**Challenge**
Below are some entries. Output each one exactly as it appears.

=-=-=

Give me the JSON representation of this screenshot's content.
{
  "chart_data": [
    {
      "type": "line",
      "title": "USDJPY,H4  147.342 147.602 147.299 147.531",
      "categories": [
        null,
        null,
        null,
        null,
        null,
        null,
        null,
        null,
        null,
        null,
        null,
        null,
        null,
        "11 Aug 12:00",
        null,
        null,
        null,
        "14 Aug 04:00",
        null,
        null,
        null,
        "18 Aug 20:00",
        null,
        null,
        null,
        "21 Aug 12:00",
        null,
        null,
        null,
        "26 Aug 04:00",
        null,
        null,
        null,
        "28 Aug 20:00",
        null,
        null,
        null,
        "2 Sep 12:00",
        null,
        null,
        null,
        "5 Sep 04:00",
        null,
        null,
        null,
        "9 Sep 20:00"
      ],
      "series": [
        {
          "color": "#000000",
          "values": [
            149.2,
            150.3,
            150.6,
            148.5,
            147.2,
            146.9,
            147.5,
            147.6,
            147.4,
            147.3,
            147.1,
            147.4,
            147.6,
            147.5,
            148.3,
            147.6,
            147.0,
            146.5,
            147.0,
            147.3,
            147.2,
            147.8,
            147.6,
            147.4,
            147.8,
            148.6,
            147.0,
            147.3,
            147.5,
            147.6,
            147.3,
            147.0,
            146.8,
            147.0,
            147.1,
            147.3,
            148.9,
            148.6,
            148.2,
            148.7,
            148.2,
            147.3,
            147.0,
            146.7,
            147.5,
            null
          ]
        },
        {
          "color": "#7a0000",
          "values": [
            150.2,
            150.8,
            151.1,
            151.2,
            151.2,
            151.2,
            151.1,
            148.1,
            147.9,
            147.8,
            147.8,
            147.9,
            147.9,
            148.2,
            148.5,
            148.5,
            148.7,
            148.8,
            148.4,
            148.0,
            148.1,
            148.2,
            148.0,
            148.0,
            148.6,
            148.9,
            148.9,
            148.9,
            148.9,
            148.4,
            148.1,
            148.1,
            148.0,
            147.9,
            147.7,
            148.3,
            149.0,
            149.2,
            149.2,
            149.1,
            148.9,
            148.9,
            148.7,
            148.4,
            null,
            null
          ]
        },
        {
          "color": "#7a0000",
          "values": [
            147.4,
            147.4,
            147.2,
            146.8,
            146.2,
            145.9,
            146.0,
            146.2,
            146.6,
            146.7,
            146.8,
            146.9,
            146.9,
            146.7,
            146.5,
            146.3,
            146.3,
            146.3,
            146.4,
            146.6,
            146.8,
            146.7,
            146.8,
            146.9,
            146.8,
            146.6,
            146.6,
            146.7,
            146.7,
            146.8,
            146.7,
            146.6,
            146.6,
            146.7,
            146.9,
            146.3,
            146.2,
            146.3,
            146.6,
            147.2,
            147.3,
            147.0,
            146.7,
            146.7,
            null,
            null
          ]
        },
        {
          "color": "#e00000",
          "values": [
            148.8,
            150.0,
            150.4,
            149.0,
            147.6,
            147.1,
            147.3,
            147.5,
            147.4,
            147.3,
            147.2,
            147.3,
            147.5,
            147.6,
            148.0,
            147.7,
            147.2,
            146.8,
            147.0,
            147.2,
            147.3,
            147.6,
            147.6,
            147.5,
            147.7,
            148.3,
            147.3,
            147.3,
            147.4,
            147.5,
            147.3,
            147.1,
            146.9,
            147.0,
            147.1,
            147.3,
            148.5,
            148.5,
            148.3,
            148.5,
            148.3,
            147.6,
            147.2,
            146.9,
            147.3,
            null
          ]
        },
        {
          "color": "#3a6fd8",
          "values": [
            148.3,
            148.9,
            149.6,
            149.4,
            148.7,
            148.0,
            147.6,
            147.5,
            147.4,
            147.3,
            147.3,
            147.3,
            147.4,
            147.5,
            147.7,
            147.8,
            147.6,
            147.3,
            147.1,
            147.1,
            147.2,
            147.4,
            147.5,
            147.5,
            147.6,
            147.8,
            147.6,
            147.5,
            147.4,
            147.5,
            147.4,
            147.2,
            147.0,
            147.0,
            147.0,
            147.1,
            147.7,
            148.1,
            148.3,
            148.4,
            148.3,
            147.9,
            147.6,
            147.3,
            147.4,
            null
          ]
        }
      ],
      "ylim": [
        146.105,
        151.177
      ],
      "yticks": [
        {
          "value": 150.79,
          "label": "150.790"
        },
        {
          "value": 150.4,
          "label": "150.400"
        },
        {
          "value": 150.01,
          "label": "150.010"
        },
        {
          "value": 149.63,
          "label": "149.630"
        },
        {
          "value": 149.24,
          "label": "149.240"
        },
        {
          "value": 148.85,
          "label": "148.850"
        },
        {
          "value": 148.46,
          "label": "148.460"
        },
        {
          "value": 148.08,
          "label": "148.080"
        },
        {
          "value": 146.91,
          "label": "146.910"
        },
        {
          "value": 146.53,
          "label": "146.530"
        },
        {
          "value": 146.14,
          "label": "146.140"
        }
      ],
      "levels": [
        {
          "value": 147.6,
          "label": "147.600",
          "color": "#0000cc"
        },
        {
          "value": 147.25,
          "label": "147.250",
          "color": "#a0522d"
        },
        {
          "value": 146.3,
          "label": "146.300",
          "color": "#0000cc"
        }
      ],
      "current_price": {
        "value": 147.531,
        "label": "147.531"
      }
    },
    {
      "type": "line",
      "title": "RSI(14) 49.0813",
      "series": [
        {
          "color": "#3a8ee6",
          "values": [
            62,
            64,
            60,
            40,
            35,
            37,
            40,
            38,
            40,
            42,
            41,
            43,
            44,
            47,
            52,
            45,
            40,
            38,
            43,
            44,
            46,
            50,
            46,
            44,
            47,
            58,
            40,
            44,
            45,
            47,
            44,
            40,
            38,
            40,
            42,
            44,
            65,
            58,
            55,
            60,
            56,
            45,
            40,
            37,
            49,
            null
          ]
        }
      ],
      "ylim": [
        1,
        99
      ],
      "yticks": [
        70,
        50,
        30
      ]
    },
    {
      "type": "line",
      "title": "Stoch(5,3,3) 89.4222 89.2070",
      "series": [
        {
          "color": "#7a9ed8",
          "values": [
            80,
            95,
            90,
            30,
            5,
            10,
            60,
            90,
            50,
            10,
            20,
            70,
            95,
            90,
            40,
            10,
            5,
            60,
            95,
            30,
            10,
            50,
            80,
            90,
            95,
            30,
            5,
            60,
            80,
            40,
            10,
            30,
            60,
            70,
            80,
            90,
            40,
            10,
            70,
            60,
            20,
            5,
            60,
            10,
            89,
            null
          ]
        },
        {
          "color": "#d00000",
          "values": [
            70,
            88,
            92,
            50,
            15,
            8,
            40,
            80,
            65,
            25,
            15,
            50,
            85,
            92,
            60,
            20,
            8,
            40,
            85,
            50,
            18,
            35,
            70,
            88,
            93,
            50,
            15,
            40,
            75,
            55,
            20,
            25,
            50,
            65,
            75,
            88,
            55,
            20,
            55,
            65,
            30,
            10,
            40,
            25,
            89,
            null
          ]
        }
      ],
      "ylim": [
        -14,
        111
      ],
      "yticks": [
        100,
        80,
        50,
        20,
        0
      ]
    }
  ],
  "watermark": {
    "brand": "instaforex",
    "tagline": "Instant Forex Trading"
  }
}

=-=-=

**Solved problem**
Give me the JSON representation of this screenshot's content.
{
  "chart_data": [
    {
      "type": "line",
      "title": "USDJPY,H4  147.342 147.602 147.299 147.531",
      "categories": [
        null,
        null,
        null,
        null,
        null,
        null,
        null,
        null,
        null,
        null,
        null,
        null,
        null,
        "11 Aug 12:00",
        null,
        null,
        null,
        "14 Aug 04:00",
        null,
        null,
        null,
        "18 Aug 20:00",
        null,
        null,
        null,
        "21 Aug 12:00",
        null,
        null,
        null,
        "26 Aug 04:00",
        null,
        null,
        null,
        "28 Aug 20:00",
        null,
        null,
        null,
        "2 Sep 12:00",
        null,
        null,
        null,
        "5 Sep 04:00",
        null,
        null,
        null,
        "9 Sep 20:00"
      ],
      "series": [
        {
          "color": "#000000",
          "values": [
            149.2,
            150.3,
            150.6,
            148.5,
            147.2,
            146.9,
            147.5,
            147.6,
            147.4,
            147.3,
            147.1,
            147.4,
            147.6,
            147.5,
            148.3,
            147.6,
            147.0,
            146.5,
            147.0,
            147.3,
            147.2,
            147.8,
            147.6,
            147.4,
            147.8,
            148.6,
            147.0,
            147.3,
            147.5,
            147.6,
            147.3,
            147.0,
            146.8,
            147.0,
            147.1,
            147.3,
            148.9,
            148.6,
            148.2,
            148.7,
            148.2,
            147.3,
            147.0,
            146.7,
            147.5,
            null
          ]
        },
        {
          "color": "#7a0000",
          "values": [
            150.2,
            150.8,
            151.1,
            151.2,
            151.2,
            151.2,
            151.1,
            148.1,
            147.9,
            147.8,
            147.8,
            147.9,
            147.9,
            148.2,
            148.5,
            148.5,
            148.7,
            148.8,
            148.4,
            148.0,
            148.1,
            148.2,
            148.0,
            148.0,
            148.6,
            148.9,
            148.9,
            148.9,
            148.9,
            148.4,
            148.1,
            148.1,
            148.0,
            147.9,
            147.7,
            148.3,
            149.0,
            149.2,
            149.2,
            149.1,
            148.9,
            148.9,
            148.7,
            148.4,
            null,
            null
          ]
        },
        {
          "color": "#7a0000",
          "values": [
            147.4,
            147.4,
            147.2,
            146.8,
            146.2,
            145.9,
            146.0,
            146.2,
            146.6,
            146.7,
            146.8,
            146.9,
            146.9,
            146.7,
            146.5,
            146.3,
            146.3,
            146.3,
            146.4,
            146.6,
            146.8,
            146.7,
            146.8,
            146.9,
            146.8,
            146.6,
            146.6,
            146.7,
            146.7,
            146.8,
            146.7,
            146.6,
            146.6,
            146.7,
            146.9,
            146.3,
            146.2,
            146.3,
            146.6,
            147.2,
            147.3,
            147.0,
            146.7,
            146.7,
            null,
            null
          ]
        },
        {
          "color": "#e00000",
          "values": [
            148.8,
            150.0,
            150.4,
            149.0,
            147.6,
            147.1,
            147.3,
            147.5,
            147.4,
            147.3,
            147.2,
            147.3,
            147.5,
            147.6,
            148.0,
            147.7,
            147.2,
            146.8,
            147.0,
            147.2,
            147.3,
            147.6,
            147.6,
            147.5,
            147.7,
            148.3,
            147.3,
            147.3,
            147.4,
            147.5,
            147.3,
            147.1,
            146.9,
            147.0,
            147.1,
            147.3,
            148.5,
            148.5,
            148.3,
            148.5,
            148.3,
            147.6,
            147.2,
            146.9,
            147.3,
            null
          ]
        },
        {
          "color": "#3a6fd8",
          "values": [
            148.3,
            148.9,
            149.6,
            149.4,
            148.7,
            148.0,
            147.6,
            147.5,
            147.4,
            147.3,
            147.3,
            147.3,
            147.4,
            147.5,
            147.7,
            147.8,
            147.6,
            147.3,
            147.1,
            147.1,
            147.2,
            147.4,
            147.5,
            147.5,
            147.6,
            147.8,
            147.6,
            147.5,
            147.4,
            147.5,
            147.4,
            147.2,
            147.0,
            147.0,
            147.0,
            147.1,
            147.7,
            148.1,
            148.3,
            148.4,
            148.3,
            147.9,
            147.6,
            147.3,
            147.4,
            null
          ]
        }
      ],
      "ylim": [
        146.105,
        151.177
      ],
      "yticks": [
        {
          "value": 150.79,
          "label": "150.790"
        },
        {
          "value": 150.4,
          "label": "150.400"
        },
        {
          "value": 150.01,
          "label": "150.010"
        },
        {
          "value": 149.63,
          "label": "149.630"
        },
        {
          "value": 149.24,
          "label": "149.240"
        },
        {
          "value": 148.85,
          "label": "148.850"
        },
        {
          "value": 148.46,
          "label": "148.460"
        },
        {
          "value": 148.08,
          "label": "148.080"
        },
        {
          "value": 146.91,
          "label": "146.910"
        },
        {
          "value": 146.53,
          "label": "146.530"
        },
        {
          "value": 146.14,
          "label": "146.140"
        }
      ],
      "levels": [
        {
          "value": 147.6,
          "label": "147.600",
          "color": "#0000cc"
        },
        {
          "value": 147.25,
          "label": "147.250",
          "color": "#a0522d"
        },
        {
          "value": 146.3,
          "label": "146.300",
          "color": "#0000cc"
        }
      ],
      "current_price": {
        "value": 147.531,
        "label": "147.531"
      }
    },
    {
      "type": "line",
      "title": "RSI(14) 49.0813",
      "series": [
        {
          "color": "#3a8ee6",
          "values": [
            62,
            64,
            60,
            40,
            35,
            37,
            40,
            38,
            40,
            42,
            41,
            43,
            44,
            47,
            52,
            45,
            40,
            38,
            43,
            44,
            46,
            50,
            46,
            44,
            47,
            58,
            40,
            44,
            45,
            47,
            44,
            40,
            38,
            40,
            42,
            44,
            65,
            58,
            55,
            60,
            56,
            45,
            40,
            37,
            49,
            null
          ]
        }
      ],
      "ylim": [
        1,
        99
      ],
      "yticks": [
        70,
        50,
        30
      ]
    },
    {
      "type": "line",
      "title": "Stoch(5,3,3) 89.4222 89.2070",
      "series": [
        {
          "color": "#7a9ed8",
          "values": [
            80,
            95,
            90,
            30,
            5,
            10,
            60,
            90,
            50,
            10,
            20,
            70,
            95,
            90,
            40,
            10,
            5,
            60,
            95,
            30,
            10,
            50,
            80,
            90,
            95,
            30,
            5,
            60,
            80,
            40,
            10,
            30,
            60,
            70,
            80,
            90,
            40,
            10,
            70,
            60,
            20,
            5,
            60,
            10,
            89,
            null
          ]
        },
        {
          "color": "#d00000",
          "values": [
            70,
            88,
            92,
            50,
            15,
            8,
            40,
            80,
            65,
            25,
            15,
            50,
            85,
            92,
            60,
            20,
            8,
            40,
            85,
            50,
            18,
            35,
            70,
            88,
            93,
            50,
            15,
            40,
            75,
            55,
            20,
            25,
            50,
            65,
            75,
            88,
            55,
            20,
            55,
            65,
            30,
            10,
            40,
            25,
            89,
            null
          ]
        }
      ],
      "ylim": [
        -14,
        111
      ],
      "yticks": [
        100,
        80,
        50,
        20,
        0
      ]
    }
  ],
  "watermark": {
    "brand": "instaforex",
    "tagline": "Instant Forex Trading"
  }
}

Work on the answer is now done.